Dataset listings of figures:
----------

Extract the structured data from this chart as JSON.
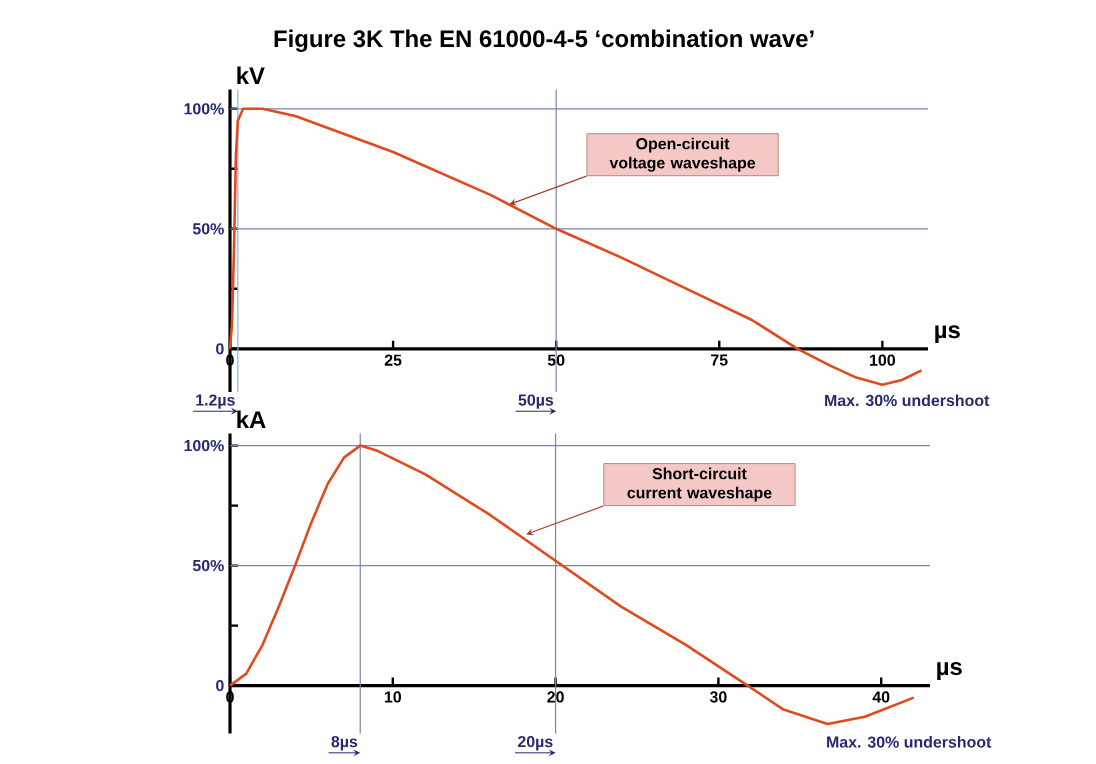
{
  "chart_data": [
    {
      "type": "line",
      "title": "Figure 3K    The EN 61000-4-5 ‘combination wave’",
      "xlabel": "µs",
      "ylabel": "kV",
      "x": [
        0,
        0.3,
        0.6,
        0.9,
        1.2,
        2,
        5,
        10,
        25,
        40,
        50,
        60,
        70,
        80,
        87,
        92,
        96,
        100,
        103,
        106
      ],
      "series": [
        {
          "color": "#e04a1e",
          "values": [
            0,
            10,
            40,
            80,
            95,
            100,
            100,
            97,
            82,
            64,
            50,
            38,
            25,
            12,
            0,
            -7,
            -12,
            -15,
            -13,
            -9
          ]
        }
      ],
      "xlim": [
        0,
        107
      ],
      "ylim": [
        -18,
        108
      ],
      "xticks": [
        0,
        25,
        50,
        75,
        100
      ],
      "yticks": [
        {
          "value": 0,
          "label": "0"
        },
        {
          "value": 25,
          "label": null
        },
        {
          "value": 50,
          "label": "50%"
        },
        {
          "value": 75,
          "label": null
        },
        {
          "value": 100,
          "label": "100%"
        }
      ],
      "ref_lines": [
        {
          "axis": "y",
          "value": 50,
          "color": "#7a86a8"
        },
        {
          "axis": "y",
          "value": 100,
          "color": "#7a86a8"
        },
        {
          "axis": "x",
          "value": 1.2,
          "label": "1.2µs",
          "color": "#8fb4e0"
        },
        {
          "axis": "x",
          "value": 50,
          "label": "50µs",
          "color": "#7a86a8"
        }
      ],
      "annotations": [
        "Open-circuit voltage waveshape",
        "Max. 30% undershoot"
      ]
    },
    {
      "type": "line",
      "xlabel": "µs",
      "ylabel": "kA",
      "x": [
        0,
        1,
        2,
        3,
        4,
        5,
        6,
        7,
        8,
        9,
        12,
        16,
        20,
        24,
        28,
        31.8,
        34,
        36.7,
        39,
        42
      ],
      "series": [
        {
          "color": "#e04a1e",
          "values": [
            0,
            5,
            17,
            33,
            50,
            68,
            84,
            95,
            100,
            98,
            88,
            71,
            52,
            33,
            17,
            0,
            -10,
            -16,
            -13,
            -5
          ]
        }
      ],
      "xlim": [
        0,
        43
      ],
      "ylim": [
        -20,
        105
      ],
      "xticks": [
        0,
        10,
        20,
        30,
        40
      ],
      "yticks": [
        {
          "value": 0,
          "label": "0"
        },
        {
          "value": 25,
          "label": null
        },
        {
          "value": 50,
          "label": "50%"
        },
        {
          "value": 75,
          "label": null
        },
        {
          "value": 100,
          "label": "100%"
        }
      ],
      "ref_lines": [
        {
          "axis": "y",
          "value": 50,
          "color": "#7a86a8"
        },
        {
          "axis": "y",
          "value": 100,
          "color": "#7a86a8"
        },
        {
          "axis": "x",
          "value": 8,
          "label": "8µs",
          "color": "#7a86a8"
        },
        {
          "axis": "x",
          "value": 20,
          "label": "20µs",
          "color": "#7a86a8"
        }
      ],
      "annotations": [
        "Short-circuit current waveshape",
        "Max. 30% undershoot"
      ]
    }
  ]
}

----------

_The exercise_
Set the pictures aside and transcribe the data above exactly.

_Task response_
Extract the structured data from this chart as JSON.
{
  "chart_data": [
    {
      "type": "line",
      "title": "Figure 3K    The EN 61000-4-5 ‘combination wave’",
      "xlabel": "µs",
      "ylabel": "kV",
      "x": [
        0,
        0.3,
        0.6,
        0.9,
        1.2,
        2,
        5,
        10,
        25,
        40,
        50,
        60,
        70,
        80,
        87,
        92,
        96,
        100,
        103,
        106
      ],
      "series": [
        {
          "color": "#e04a1e",
          "values": [
            0,
            10,
            40,
            80,
            95,
            100,
            100,
            97,
            82,
            64,
            50,
            38,
            25,
            12,
            0,
            -7,
            -12,
            -15,
            -13,
            -9
          ]
        }
      ],
      "xlim": [
        0,
        107
      ],
      "ylim": [
        -18,
        108
      ],
      "xticks": [
        0,
        25,
        50,
        75,
        100
      ],
      "yticks": [
        {
          "value": 0,
          "label": "0"
        },
        {
          "value": 25,
          "label": null
        },
        {
          "value": 50,
          "label": "50%"
        },
        {
          "value": 75,
          "label": null
        },
        {
          "value": 100,
          "label": "100%"
        }
      ],
      "ref_lines": [
        {
          "axis": "y",
          "value": 50,
          "color": "#7a86a8"
        },
        {
          "axis": "y",
          "value": 100,
          "color": "#7a86a8"
        },
        {
          "axis": "x",
          "value": 1.2,
          "label": "1.2µs",
          "color": "#8fb4e0"
        },
        {
          "axis": "x",
          "value": 50,
          "label": "50µs",
          "color": "#7a86a8"
        }
      ],
      "annotations": [
        "Open-circuit voltage waveshape",
        "Max. 30% undershoot"
      ]
    },
    {
      "type": "line",
      "xlabel": "µs",
      "ylabel": "kA",
      "x": [
        0,
        1,
        2,
        3,
        4,
        5,
        6,
        7,
        8,
        9,
        12,
        16,
        20,
        24,
        28,
        31.8,
        34,
        36.7,
        39,
        42
      ],
      "series": [
        {
          "color": "#e04a1e",
          "values": [
            0,
            5,
            17,
            33,
            50,
            68,
            84,
            95,
            100,
            98,
            88,
            71,
            52,
            33,
            17,
            0,
            -10,
            -16,
            -13,
            -5
          ]
        }
      ],
      "xlim": [
        0,
        43
      ],
      "ylim": [
        -20,
        105
      ],
      "xticks": [
        0,
        10,
        20,
        30,
        40
      ],
      "yticks": [
        {
          "value": 0,
          "label": "0"
        },
        {
          "value": 25,
          "label": null
        },
        {
          "value": 50,
          "label": "50%"
        },
        {
          "value": 75,
          "label": null
        },
        {
          "value": 100,
          "label": "100%"
        }
      ],
      "ref_lines": [
        {
          "axis": "y",
          "value": 50,
          "color": "#7a86a8"
        },
        {
          "axis": "y",
          "value": 100,
          "color": "#7a86a8"
        },
        {
          "axis": "x",
          "value": 8,
          "label": "8µs",
          "color": "#7a86a8"
        },
        {
          "axis": "x",
          "value": 20,
          "label": "20µs",
          "color": "#7a86a8"
        }
      ],
      "annotations": [
        "Short-circuit current waveshape",
        "Max. 30% undershoot"
      ]
    }
  ]
}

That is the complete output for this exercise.